> _REQUIRED TASK_:
Can you retype every one of the lines below character for character, leaving the pictures out of your answer?
========
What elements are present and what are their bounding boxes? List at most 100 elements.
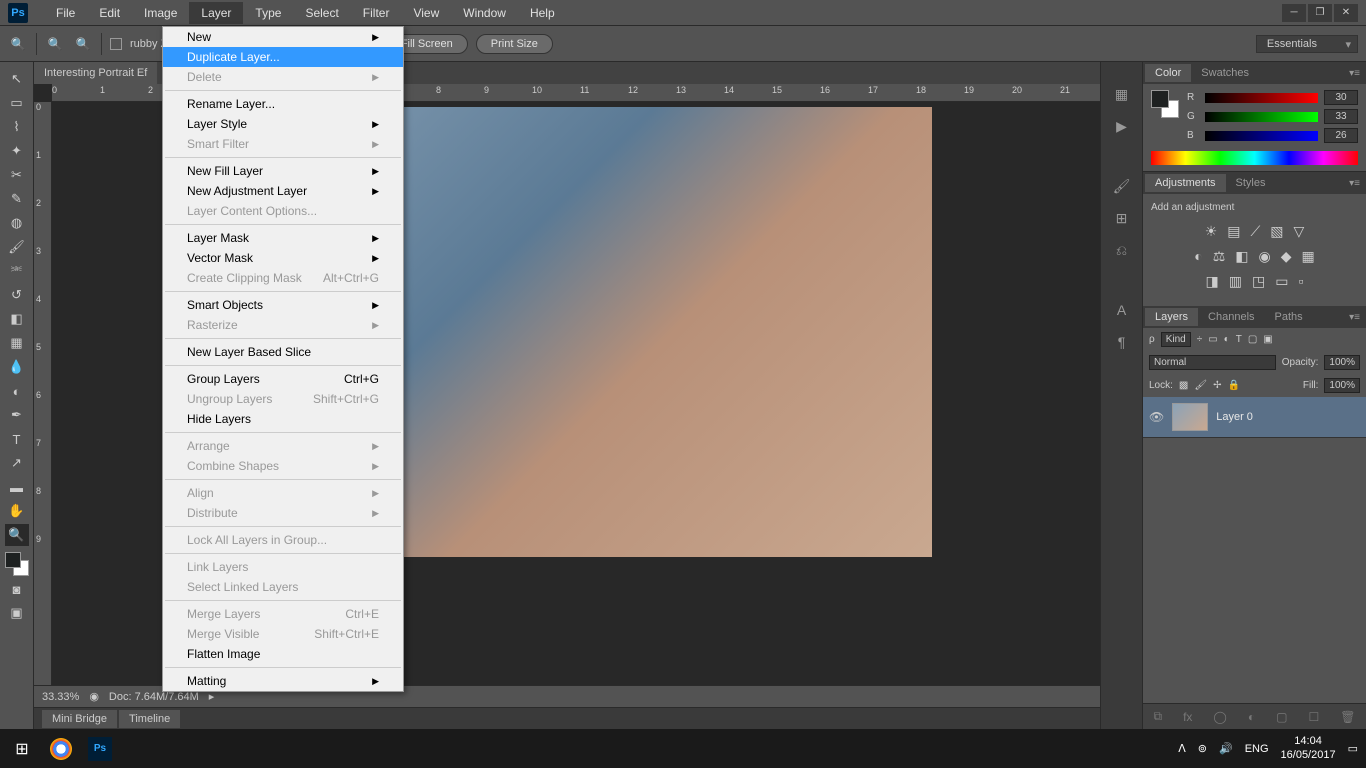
menu-layer[interactable]: Layer — [189, 2, 243, 24]
delete-icon[interactable]: 🗑 — [1340, 710, 1355, 724]
status-icon[interactable]: ◉ — [89, 690, 99, 703]
panel-menu-icon[interactable]: ▾≡ — [1343, 68, 1366, 79]
option-print-size[interactable]: Print Size — [476, 34, 553, 54]
vibrance-icon[interactable]: ▽ — [1294, 223, 1305, 240]
filter-type-icon[interactable]: T — [1236, 334, 1242, 345]
crop-tool[interactable]: ✂ — [5, 164, 29, 186]
bw-icon[interactable]: ◧ — [1235, 248, 1248, 265]
blur-tool[interactable]: 💧 — [5, 356, 29, 378]
tab-color[interactable]: Color — [1145, 64, 1191, 82]
tray-chevron-icon[interactable]: ᐱ — [1178, 742, 1186, 755]
clone-source-icon[interactable]: ⎌ — [1110, 238, 1134, 262]
clock[interactable]: 14:04 16/05/2017 — [1281, 735, 1336, 761]
wifi-icon[interactable]: ⊚ — [1198, 742, 1207, 755]
chrome-icon[interactable] — [50, 738, 72, 760]
healing-tool[interactable]: ◍ — [5, 212, 29, 234]
levels-icon[interactable]: ▤ — [1227, 223, 1240, 240]
stamp-tool[interactable]: ⎃ — [5, 260, 29, 282]
selective-color-icon[interactable]: ▫ — [1298, 273, 1303, 290]
gradient-map-icon[interactable]: ▭ — [1275, 273, 1288, 290]
tab-layers[interactable]: Layers — [1145, 308, 1198, 326]
curves-icon[interactable]: ⟋ — [1250, 223, 1260, 240]
brush-panel-icon[interactable]: 🖌 — [1110, 174, 1134, 198]
filter-adj-icon[interactable]: ◐ — [1224, 334, 1230, 345]
hand-tool[interactable]: ✋ — [5, 500, 29, 522]
posterize-icon[interactable]: ▥ — [1229, 273, 1242, 290]
menu-item-smart-objects[interactable]: Smart Objects▶ — [163, 295, 403, 315]
group-icon[interactable]: ▢ — [1276, 710, 1287, 724]
resize-windows-checkbox[interactable] — [110, 38, 122, 50]
lock-position-icon[interactable]: ✢ — [1213, 380, 1221, 391]
quick-mask-icon[interactable]: ◙ — [5, 578, 29, 600]
lock-image-icon[interactable]: 🖌 — [1194, 380, 1207, 391]
balance-icon[interactable]: ⚖ — [1213, 248, 1226, 265]
fill-adj-icon[interactable]: ◐ — [1248, 710, 1255, 724]
menu-item-rename-layer[interactable]: Rename Layer... — [163, 94, 403, 114]
brush-presets-icon[interactable]: ⊞ — [1110, 206, 1134, 230]
menu-item-layer-mask[interactable]: Layer Mask▶ — [163, 228, 403, 248]
tab-mini-bridge[interactable]: Mini Bridge — [42, 710, 117, 728]
fx-icon[interactable]: fx — [1183, 710, 1192, 724]
pen-tool[interactable]: ✒ — [5, 404, 29, 426]
menu-window[interactable]: Window — [451, 2, 518, 24]
menu-item-matting[interactable]: Matting▶ — [163, 671, 403, 691]
color-picker-swatches[interactable] — [1151, 90, 1179, 118]
marquee-tool[interactable]: ▭ — [5, 92, 29, 114]
menu-edit[interactable]: Edit — [87, 2, 132, 24]
tab-timeline[interactable]: Timeline — [119, 710, 180, 728]
fill-value[interactable]: 100% — [1324, 378, 1360, 393]
lock-transparency-icon[interactable]: ▩ — [1179, 380, 1188, 391]
notification-icon[interactable]: ▭ — [1348, 742, 1358, 755]
mask-icon[interactable]: ◯ — [1213, 710, 1226, 724]
b-slider[interactable] — [1205, 131, 1318, 141]
menu-item-new[interactable]: New▶ — [163, 27, 403, 47]
doc-info[interactable]: Doc: 7.64M/7.64M — [109, 691, 199, 703]
actions-panel-icon[interactable]: ▶ — [1110, 114, 1134, 138]
language-indicator[interactable]: ENG — [1245, 743, 1269, 755]
blend-mode-select[interactable]: Normal — [1149, 355, 1276, 370]
eyedropper-tool[interactable]: ✎ — [5, 188, 29, 210]
maximize-button[interactable]: ❐ — [1308, 4, 1332, 22]
menu-filter[interactable]: Filter — [351, 2, 402, 24]
photoshop-taskbar-icon[interactable]: Ps — [86, 735, 114, 763]
r-slider[interactable] — [1205, 93, 1318, 103]
zoom-level[interactable]: 33.33% — [42, 691, 79, 703]
panel-menu-icon[interactable]: ▾≡ — [1343, 312, 1366, 323]
history-brush-tool[interactable]: ↺ — [5, 284, 29, 306]
path-tool[interactable]: ↗ — [5, 452, 29, 474]
menu-item-vector-mask[interactable]: Vector Mask▶ — [163, 248, 403, 268]
b-value[interactable]: 26 — [1324, 128, 1358, 143]
menu-image[interactable]: Image — [132, 2, 189, 24]
dodge-tool[interactable]: ◐ — [5, 380, 29, 402]
zoom-out-icon[interactable]: 🔍 — [73, 34, 93, 54]
menu-item-new-adjustment-layer[interactable]: New Adjustment Layer▶ — [163, 181, 403, 201]
layer-filter-kind[interactable]: Kind — [1161, 332, 1191, 347]
layer-row[interactable]: 👁 Layer 0 — [1143, 397, 1366, 438]
mixer-icon[interactable]: ◆ — [1281, 248, 1292, 265]
paragraph-panel-icon[interactable]: ¶ — [1110, 330, 1134, 354]
lasso-tool[interactable]: ⌇ — [5, 116, 29, 138]
filter-shape-icon[interactable]: ▢ — [1248, 334, 1257, 345]
menu-file[interactable]: File — [44, 2, 87, 24]
menu-view[interactable]: View — [401, 2, 451, 24]
filter-image-icon[interactable]: ▭ — [1208, 334, 1217, 345]
menu-item-group-layers[interactable]: Group LayersCtrl+G — [163, 369, 403, 389]
history-panel-icon[interactable]: ▦ — [1110, 82, 1134, 106]
menu-item-duplicate-layer[interactable]: Duplicate Layer... — [163, 47, 403, 67]
exposure-icon[interactable]: ▧ — [1270, 223, 1283, 240]
brush-tool[interactable]: 🖌 — [5, 236, 29, 258]
g-slider[interactable] — [1205, 112, 1318, 122]
hue-icon[interactable]: ◐ — [1194, 248, 1202, 265]
menu-item-new-layer-based-slice[interactable]: New Layer Based Slice — [163, 342, 403, 362]
filter-smart-icon[interactable]: ▣ — [1263, 334, 1272, 345]
volume-icon[interactable]: 🔊 — [1219, 742, 1233, 755]
minimize-button[interactable]: ─ — [1282, 4, 1306, 22]
opacity-value[interactable]: 100% — [1324, 355, 1360, 370]
character-panel-icon[interactable]: A — [1110, 298, 1134, 322]
menu-item-hide-layers[interactable]: Hide Layers — [163, 409, 403, 429]
panel-menu-icon[interactable]: ▾≡ — [1343, 178, 1366, 189]
zoom-tool[interactable]: 🔍 — [5, 524, 29, 546]
gradient-tool[interactable]: ▦ — [5, 332, 29, 354]
menu-item-new-fill-layer[interactable]: New Fill Layer▶ — [163, 161, 403, 181]
workspace-selector[interactable]: Essentials — [1256, 35, 1358, 53]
========
> _THE REPLY_:
What elements are present and what are their bounding boxes? List at most 100 elements.
menu-layer[interactable]: Layer — [189, 2, 243, 24]
delete-icon[interactable]: 🗑 — [1340, 710, 1355, 724]
status-icon[interactable]: ◉ — [89, 690, 99, 703]
panel-menu-icon[interactable]: ▾≡ — [1343, 68, 1366, 79]
option-print-size[interactable]: Print Size — [476, 34, 553, 54]
vibrance-icon[interactable]: ▽ — [1294, 223, 1305, 240]
filter-type-icon[interactable]: T — [1236, 334, 1242, 345]
crop-tool[interactable]: ✂ — [5, 164, 29, 186]
bw-icon[interactable]: ◧ — [1235, 248, 1248, 265]
blur-tool[interactable]: 💧 — [5, 356, 29, 378]
tab-color[interactable]: Color — [1145, 64, 1191, 82]
tray-chevron-icon[interactable]: ᐱ — [1178, 742, 1186, 755]
clone-source-icon[interactable]: ⎌ — [1110, 238, 1134, 262]
clock[interactable]: 14:04 16/05/2017 — [1281, 735, 1336, 761]
wifi-icon[interactable]: ⊚ — [1198, 742, 1207, 755]
chrome-icon[interactable] — [50, 738, 72, 760]
healing-tool[interactable]: ◍ — [5, 212, 29, 234]
levels-icon[interactable]: ▤ — [1227, 223, 1240, 240]
stamp-tool[interactable]: ⎃ — [5, 260, 29, 282]
selective-color-icon[interactable]: ▫ — [1298, 273, 1303, 290]
gradient-map-icon[interactable]: ▭ — [1275, 273, 1288, 290]
tab-layers[interactable]: Layers — [1145, 308, 1198, 326]
curves-icon[interactable]: ⟋ — [1250, 223, 1260, 240]
brush-panel-icon[interactable]: 🖌 — [1110, 174, 1134, 198]
filter-adj-icon[interactable]: ◐ — [1224, 334, 1230, 345]
hand-tool[interactable]: ✋ — [5, 500, 29, 522]
posterize-icon[interactable]: ▥ — [1229, 273, 1242, 290]
menu-item-smart-objects[interactable]: Smart Objects▶ — [163, 295, 403, 315]
group-icon[interactable]: ▢ — [1276, 710, 1287, 724]
resize-windows-checkbox[interactable] — [110, 38, 122, 50]
lock-position-icon[interactable]: ✢ — [1213, 380, 1221, 391]
quick-mask-icon[interactable]: ◙ — [5, 578, 29, 600]
lock-image-icon[interactable]: 🖌 — [1194, 380, 1207, 391]
balance-icon[interactable]: ⚖ — [1213, 248, 1226, 265]
fill-adj-icon[interactable]: ◐ — [1248, 710, 1255, 724]
menu-item-rename-layer[interactable]: Rename Layer... — [163, 94, 403, 114]
brush-presets-icon[interactable]: ⊞ — [1110, 206, 1134, 230]
menu-item-layer-mask[interactable]: Layer Mask▶ — [163, 228, 403, 248]
tab-mini-bridge[interactable]: Mini Bridge — [42, 710, 117, 728]
fx-icon[interactable]: fx — [1183, 710, 1192, 724]
pen-tool[interactable]: ✒ — [5, 404, 29, 426]
menu-window[interactable]: Window — [451, 2, 518, 24]
menu-item-matting[interactable]: Matting▶ — [163, 671, 403, 691]
color-picker-swatches[interactable] — [1151, 90, 1179, 118]
marquee-tool[interactable]: ▭ — [5, 92, 29, 114]
menu-edit[interactable]: Edit — [87, 2, 132, 24]
tab-timeline[interactable]: Timeline — [119, 710, 180, 728]
fill-value[interactable]: 100% — [1324, 378, 1360, 393]
lock-transparency-icon[interactable]: ▩ — [1179, 380, 1188, 391]
notification-icon[interactable]: ▭ — [1348, 742, 1358, 755]
mask-icon[interactable]: ◯ — [1213, 710, 1226, 724]
b-slider[interactable] — [1205, 131, 1318, 141]
menu-item-new[interactable]: New▶ — [163, 27, 403, 47]
doc-info[interactable]: Doc: 7.64M/7.64M — [109, 691, 199, 703]
actions-panel-icon[interactable]: ▶ — [1110, 114, 1134, 138]
language-indicator[interactable]: ENG — [1245, 743, 1269, 755]
blend-mode-select[interactable]: Normal — [1149, 355, 1276, 370]
eyedropper-tool[interactable]: ✎ — [5, 188, 29, 210]
maximize-button[interactable]: ❐ — [1308, 4, 1332, 22]
menu-filter[interactable]: Filter — [351, 2, 402, 24]
photoshop-taskbar-icon[interactable]: Ps — [86, 735, 114, 763]
r-slider[interactable] — [1205, 93, 1318, 103]
zoom-level[interactable]: 33.33% — [42, 691, 79, 703]
panel-menu-icon[interactable]: ▾≡ — [1343, 312, 1366, 323]
history-brush-tool[interactable]: ↺ — [5, 284, 29, 306]
path-tool[interactable]: ↗ — [5, 452, 29, 474]
menu-item-vector-mask[interactable]: Vector Mask▶ — [163, 248, 403, 268]
b-value[interactable]: 26 — [1324, 128, 1358, 143]
menu-image[interactable]: Image — [132, 2, 189, 24]
dodge-tool[interactable]: ◐ — [5, 380, 29, 402]
zoom-out-icon[interactable]: 🔍 — [73, 34, 93, 54]
menu-item-new-adjustment-layer[interactable]: New Adjustment Layer▶ — [163, 181, 403, 201]
layer-filter-kind[interactable]: Kind — [1161, 332, 1191, 347]
layer-row[interactable]: 👁 Layer 0 — [1143, 397, 1366, 438]
mixer-icon[interactable]: ◆ — [1281, 248, 1292, 265]
paragraph-panel-icon[interactable]: ¶ — [1110, 330, 1134, 354]
lasso-tool[interactable]: ⌇ — [5, 116, 29, 138]
filter-shape-icon[interactable]: ▢ — [1248, 334, 1257, 345]
menu-file[interactable]: File — [44, 2, 87, 24]
menu-view[interactable]: View — [401, 2, 451, 24]
filter-image-icon[interactable]: ▭ — [1208, 334, 1217, 345]
menu-item-group-layers[interactable]: Group LayersCtrl+G — [163, 369, 403, 389]
history-panel-icon[interactable]: ▦ — [1110, 82, 1134, 106]
menu-item-duplicate-layer[interactable]: Duplicate Layer... — [163, 47, 403, 67]
exposure-icon[interactable]: ▧ — [1270, 223, 1283, 240]
brush-tool[interactable]: 🖌 — [5, 236, 29, 258]
g-slider[interactable] — [1205, 112, 1318, 122]
hue-icon[interactable]: ◐ — [1194, 248, 1202, 265]
menu-item-new-layer-based-slice[interactable]: New Layer Based Slice — [163, 342, 403, 362]
filter-smart-icon[interactable]: ▣ — [1263, 334, 1272, 345]
volume-icon[interactable]: 🔊 — [1219, 742, 1233, 755]
minimize-button[interactable]: ─ — [1282, 4, 1306, 22]
opacity-value[interactable]: 100% — [1324, 355, 1360, 370]
character-panel-icon[interactable]: A — [1110, 298, 1134, 322]
menu-item-hide-layers[interactable]: Hide Layers — [163, 409, 403, 429]
panel-menu-icon[interactable]: ▾≡ — [1343, 178, 1366, 189]
zoom-tool[interactable]: 🔍 — [5, 524, 29, 546]
gradient-tool[interactable]: ▦ — [5, 332, 29, 354]
menu-item-new-fill-layer[interactable]: New Fill Layer▶ — [163, 161, 403, 181]
workspace-selector[interactable]: Essentials — [1256, 35, 1358, 53]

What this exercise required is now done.